What the task asks:
Return the listing below in full, with every line exactly as it is.
-- start --
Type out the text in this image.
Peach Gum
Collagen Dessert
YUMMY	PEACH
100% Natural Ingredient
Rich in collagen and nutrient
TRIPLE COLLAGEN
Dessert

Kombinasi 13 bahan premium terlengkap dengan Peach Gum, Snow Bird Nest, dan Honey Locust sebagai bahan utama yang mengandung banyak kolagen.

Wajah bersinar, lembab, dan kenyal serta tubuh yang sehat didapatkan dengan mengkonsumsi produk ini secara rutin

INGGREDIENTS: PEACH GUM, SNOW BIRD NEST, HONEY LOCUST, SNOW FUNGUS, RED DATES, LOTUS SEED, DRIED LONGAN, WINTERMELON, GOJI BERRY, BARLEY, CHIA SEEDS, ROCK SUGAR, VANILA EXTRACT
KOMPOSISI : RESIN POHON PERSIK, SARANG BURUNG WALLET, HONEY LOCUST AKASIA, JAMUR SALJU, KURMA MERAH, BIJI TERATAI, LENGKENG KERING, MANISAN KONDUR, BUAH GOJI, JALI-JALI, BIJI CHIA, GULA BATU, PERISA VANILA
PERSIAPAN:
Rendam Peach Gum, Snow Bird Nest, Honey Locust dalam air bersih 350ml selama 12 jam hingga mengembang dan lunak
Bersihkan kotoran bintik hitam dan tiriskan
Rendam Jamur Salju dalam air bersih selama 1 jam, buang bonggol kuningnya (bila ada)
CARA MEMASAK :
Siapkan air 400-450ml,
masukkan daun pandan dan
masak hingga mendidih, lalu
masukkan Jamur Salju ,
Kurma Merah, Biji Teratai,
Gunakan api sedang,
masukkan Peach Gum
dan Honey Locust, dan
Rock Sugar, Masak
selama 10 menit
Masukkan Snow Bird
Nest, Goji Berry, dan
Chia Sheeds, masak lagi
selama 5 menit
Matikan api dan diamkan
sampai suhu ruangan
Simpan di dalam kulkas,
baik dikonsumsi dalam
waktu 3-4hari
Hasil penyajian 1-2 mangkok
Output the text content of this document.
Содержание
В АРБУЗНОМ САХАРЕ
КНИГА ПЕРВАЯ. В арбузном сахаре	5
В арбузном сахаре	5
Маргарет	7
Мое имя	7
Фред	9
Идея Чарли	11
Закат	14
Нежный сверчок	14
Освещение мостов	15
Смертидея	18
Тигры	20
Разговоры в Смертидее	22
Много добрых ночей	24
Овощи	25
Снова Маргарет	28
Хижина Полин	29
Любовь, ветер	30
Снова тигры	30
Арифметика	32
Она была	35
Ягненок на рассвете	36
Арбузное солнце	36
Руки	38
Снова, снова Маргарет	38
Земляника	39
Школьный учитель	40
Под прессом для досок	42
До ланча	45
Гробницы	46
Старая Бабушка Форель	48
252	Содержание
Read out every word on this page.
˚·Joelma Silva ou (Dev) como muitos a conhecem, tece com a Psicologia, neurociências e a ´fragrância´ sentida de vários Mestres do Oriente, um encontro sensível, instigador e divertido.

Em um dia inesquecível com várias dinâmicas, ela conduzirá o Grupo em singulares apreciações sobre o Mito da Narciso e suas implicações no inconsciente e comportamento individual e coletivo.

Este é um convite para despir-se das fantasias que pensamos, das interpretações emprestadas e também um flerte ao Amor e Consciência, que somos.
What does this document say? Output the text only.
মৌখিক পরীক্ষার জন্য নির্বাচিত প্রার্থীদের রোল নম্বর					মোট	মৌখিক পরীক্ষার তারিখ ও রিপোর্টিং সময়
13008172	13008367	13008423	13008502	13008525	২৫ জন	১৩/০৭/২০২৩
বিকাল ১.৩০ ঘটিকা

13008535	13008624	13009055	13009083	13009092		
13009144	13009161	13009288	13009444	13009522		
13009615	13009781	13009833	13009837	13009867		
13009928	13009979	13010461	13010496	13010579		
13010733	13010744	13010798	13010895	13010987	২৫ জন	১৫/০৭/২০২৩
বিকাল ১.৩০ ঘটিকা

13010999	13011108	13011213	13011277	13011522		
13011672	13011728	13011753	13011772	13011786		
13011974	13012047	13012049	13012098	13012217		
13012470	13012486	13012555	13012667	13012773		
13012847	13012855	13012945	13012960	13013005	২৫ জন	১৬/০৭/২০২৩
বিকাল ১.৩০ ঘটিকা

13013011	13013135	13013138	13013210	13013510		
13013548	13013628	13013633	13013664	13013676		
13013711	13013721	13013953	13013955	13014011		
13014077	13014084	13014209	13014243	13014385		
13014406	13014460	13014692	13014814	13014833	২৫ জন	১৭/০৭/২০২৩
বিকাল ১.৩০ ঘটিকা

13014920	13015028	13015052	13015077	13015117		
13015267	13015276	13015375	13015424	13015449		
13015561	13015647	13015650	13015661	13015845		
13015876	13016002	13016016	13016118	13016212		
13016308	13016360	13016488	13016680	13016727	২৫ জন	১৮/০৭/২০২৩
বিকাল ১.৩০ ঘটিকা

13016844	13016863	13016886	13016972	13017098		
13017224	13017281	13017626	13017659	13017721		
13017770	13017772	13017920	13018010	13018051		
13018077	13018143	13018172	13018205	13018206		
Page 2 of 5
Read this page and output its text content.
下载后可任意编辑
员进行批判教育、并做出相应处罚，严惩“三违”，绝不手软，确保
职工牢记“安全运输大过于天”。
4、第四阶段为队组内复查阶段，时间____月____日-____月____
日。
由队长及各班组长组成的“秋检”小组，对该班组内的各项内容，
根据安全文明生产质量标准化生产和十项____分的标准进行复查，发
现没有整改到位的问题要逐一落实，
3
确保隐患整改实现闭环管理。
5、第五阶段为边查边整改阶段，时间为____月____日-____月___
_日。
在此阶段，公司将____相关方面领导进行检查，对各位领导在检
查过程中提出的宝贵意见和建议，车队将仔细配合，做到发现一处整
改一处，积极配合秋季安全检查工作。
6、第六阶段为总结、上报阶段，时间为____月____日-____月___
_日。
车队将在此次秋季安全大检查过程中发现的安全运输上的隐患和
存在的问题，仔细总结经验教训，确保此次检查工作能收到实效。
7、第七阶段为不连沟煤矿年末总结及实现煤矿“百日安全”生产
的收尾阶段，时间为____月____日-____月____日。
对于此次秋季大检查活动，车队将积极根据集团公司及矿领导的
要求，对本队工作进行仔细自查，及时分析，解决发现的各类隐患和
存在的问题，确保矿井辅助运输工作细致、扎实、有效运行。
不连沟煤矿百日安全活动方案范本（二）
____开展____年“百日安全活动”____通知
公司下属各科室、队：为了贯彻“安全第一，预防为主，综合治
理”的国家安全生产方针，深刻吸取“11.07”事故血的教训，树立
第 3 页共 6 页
-- end --
Result for this task:
Type out the text in this image.
Peach Gum
Collagen Dessert
YUMMY	PEACH
100% Natural Ingredient
Rich in collagen and nutrient
TRIPLE COLLAGEN
Dessert

Kombinasi 13 bahan premium terlengkap dengan Peach Gum, Snow Bird Nest, dan Honey Locust sebagai bahan utama yang mengandung banyak kolagen.

Wajah bersinar, lembab, dan kenyal serta tubuh yang sehat didapatkan dengan mengkonsumsi produk ini secara rutin

INGGREDIENTS: PEACH GUM, SNOW BIRD NEST, HONEY LOCUST, SNOW FUNGUS, RED DATES, LOTUS SEED, DRIED LONGAN, WINTERMELON, GOJI BERRY, BARLEY, CHIA SEEDS, ROCK SUGAR, VANILA EXTRACT
KOMPOSISI : RESIN POHON PERSIK, SARANG BURUNG WALLET, HONEY LOCUST AKASIA, JAMUR SALJU, KURMA MERAH, BIJI TERATAI, LENGKENG KERING, MANISAN KONDUR, BUAH GOJI, JALI-JALI, BIJI CHIA, GULA BATU, PERISA VANILA
PERSIAPAN:
Rendam Peach Gum, Snow Bird Nest, Honey Locust dalam air bersih 350ml selama 12 jam hingga mengembang dan lunak
Bersihkan kotoran bintik hitam dan tiriskan
Rendam Jamur Salju dalam air bersih selama 1 jam, buang bonggol kuningnya (bila ada)
CARA MEMASAK :
Siapkan air 400-450ml,
masukkan daun pandan dan
masak hingga mendidih, lalu
masukkan Jamur Salju ,
Kurma Merah, Biji Teratai,
Gunakan api sedang,
masukkan Peach Gum
dan Honey Locust, dan
Rock Sugar, Masak
selama 10 menit
Masukkan Snow Bird
Nest, Goji Berry, dan
Chia Sheeds, masak lagi
selama 5 menit
Matikan api dan diamkan
sampai suhu ruangan
Simpan di dalam kulkas,
baik dikonsumsi dalam
waktu 3-4hari
Hasil penyajian 1-2 mangkok
Output the text content of this document.
Содержание
В АРБУЗНОМ САХАРЕ
КНИГА ПЕРВАЯ. В арбузном сахаре	5
В арбузном сахаре	5
Маргарет	7
Мое имя	7
Фред	9
Идея Чарли	11
Закат	14
Нежный сверчок	14
Освещение мостов	15
Смертидея	18
Тигры	20
Разговоры в Смертидее	22
Много добрых ночей	24
Овощи	25
Снова Маргарет	28
Хижина Полин	29
Любовь, ветер	30
Снова тигры	30
Арифметика	32
Она была	35
Ягненок на рассвете	36
Арбузное солнце	36
Руки	38
Снова, снова Маргарет	38
Земляника	39
Школьный учитель	40
Под прессом для досок	42
До ланча	45
Гробницы	46
Старая Бабушка Форель	48
252	Содержание
Read out every word on this page.
˚·Joelma Silva ou (Dev) como muitos a conhecem, tece com a Psicologia, neurociências e a ´fragrância´ sentida de vários Mestres do Oriente, um encontro sensível, instigador e divertido.

Em um dia inesquecível com várias dinâmicas, ela conduzirá o Grupo em singulares apreciações sobre o Mito da Narciso e suas implicações no inconsciente e comportamento individual e coletivo.

Este é um convite para despir-se das fantasias que pensamos, das interpretações emprestadas e também um flerte ao Amor e Consciência, que somos.
What does this document say? Output the text only.
মৌখিক পরীক্ষার জন্য নির্বাচিত প্রার্থীদের রোল নম্বর					মোট	মৌখিক পরীক্ষার তারিখ ও রিপোর্টিং সময়
13008172	13008367	13008423	13008502	13008525	২৫ জন	১৩/০৭/২০২৩
বিকাল ১.৩০ ঘটিকা

13008535	13008624	13009055	13009083	13009092		
13009144	13009161	13009288	13009444	13009522		
13009615	13009781	13009833	13009837	13009867		
13009928	13009979	13010461	13010496	13010579		
13010733	13010744	13010798	13010895	13010987	২৫ জন	১৫/০৭/২০২৩
বিকাল ১.৩০ ঘটিকা

13010999	13011108	13011213	13011277	13011522		
13011672	13011728	13011753	13011772	13011786		
13011974	13012047	13012049	13012098	13012217		
13012470	13012486	13012555	13012667	13012773		
13012847	13012855	13012945	13012960	13013005	২৫ জন	১৬/০৭/২০২৩
বিকাল ১.৩০ ঘটিকা

13013011	13013135	13013138	13013210	13013510		
13013548	13013628	13013633	13013664	13013676		
13013711	13013721	13013953	13013955	13014011		
13014077	13014084	13014209	13014243	13014385		
13014406	13014460	13014692	13014814	13014833	২৫ জন	১৭/০৭/২০২৩
বিকাল ১.৩০ ঘটিকা

13014920	13015028	13015052	13015077	13015117		
13015267	13015276	13015375	13015424	13015449		
13015561	13015647	13015650	13015661	13015845		
13015876	13016002	13016016	13016118	13016212		
13016308	13016360	13016488	13016680	13016727	২৫ জন	১৮/০৭/২০২৩
বিকাল ১.৩০ ঘটিকা

13016844	13016863	13016886	13016972	13017098		
13017224	13017281	13017626	13017659	13017721		
13017770	13017772	13017920	13018010	13018051		
13018077	13018143	13018172	13018205	13018206		
Page 2 of 5
Read this page and output its text content.
下载后可任意编辑
员进行批判教育、并做出相应处罚，严惩“三违”，绝不手软，确保
职工牢记“安全运输大过于天”。
4、第四阶段为队组内复查阶段，时间____月____日-____月____
日。
由队长及各班组长组成的“秋检”小组，对该班组内的各项内容，
根据安全文明生产质量标准化生产和十项____分的标准进行复查，发
现没有整改到位的问题要逐一落实，
3
确保隐患整改实现闭环管理。
5、第五阶段为边查边整改阶段，时间为____月____日-____月___
_日。
在此阶段，公司将____相关方面领导进行检查，对各位领导在检
查过程中提出的宝贵意见和建议，车队将仔细配合，做到发现一处整
改一处，积极配合秋季安全检查工作。
6、第六阶段为总结、上报阶段，时间为____月____日-____月___
_日。
车队将在此次秋季安全大检查过程中发现的安全运输上的隐患和
存在的问题，仔细总结经验教训，确保此次检查工作能收到实效。
7、第七阶段为不连沟煤矿年末总结及实现煤矿“百日安全”生产
的收尾阶段，时间为____月____日-____月____日。
对于此次秋季大检查活动，车队将积极根据集团公司及矿领导的
要求，对本队工作进行仔细自查，及时分析，解决发现的各类隐患和
存在的问题，确保矿井辅助运输工作细致、扎实、有效运行。
不连沟煤矿百日安全活动方案范本（二）
____开展____年“百日安全活动”____通知
公司下属各科室、队：为了贯彻“安全第一，预防为主，综合治
理”的国家安全生产方针，深刻吸取“11.07”事故血的教训，树立
第 3 页共 6 页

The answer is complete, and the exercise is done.